What you need to do:
Give the data below again, word for word.

Material provided:
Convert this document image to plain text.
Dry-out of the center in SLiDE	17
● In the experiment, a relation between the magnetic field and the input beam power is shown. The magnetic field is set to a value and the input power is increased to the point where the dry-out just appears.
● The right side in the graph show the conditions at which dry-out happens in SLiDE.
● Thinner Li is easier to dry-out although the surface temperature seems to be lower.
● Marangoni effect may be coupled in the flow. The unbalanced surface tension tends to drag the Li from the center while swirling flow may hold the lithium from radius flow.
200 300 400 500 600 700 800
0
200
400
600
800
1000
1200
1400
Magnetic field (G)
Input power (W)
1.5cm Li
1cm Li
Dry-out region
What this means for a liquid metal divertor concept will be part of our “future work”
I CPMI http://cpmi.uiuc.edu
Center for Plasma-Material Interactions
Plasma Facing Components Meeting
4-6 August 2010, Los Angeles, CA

Output below:
Convert this document image to plain text.
Dry-out of the center in SLiDE	17
● In the experiment, a relation between the magnetic field and the input beam power is shown. The magnetic field is set to a value and the input power is increased to the point where the dry-out just appears.
● The right side in the graph show the conditions at which dry-out happens in SLiDE.
● Thinner Li is easier to dry-out although the surface temperature seems to be lower.
● Marangoni effect may be coupled in the flow. The unbalanced surface tension tends to drag the Li from the center while swirling flow may hold the lithium from radius flow.
200 300 400 500 600 700 800
0
200
400
600
800
1000
1200
1400
Magnetic field (G)
Input power (W)
1.5cm Li
1cm Li
Dry-out region
What this means for a liquid metal divertor concept will be part of our “future work”
I CPMI http://cpmi.uiuc.edu
Center for Plasma-Material Interactions
Plasma Facing Components Meeting
4-6 August 2010, Los Angeles, CA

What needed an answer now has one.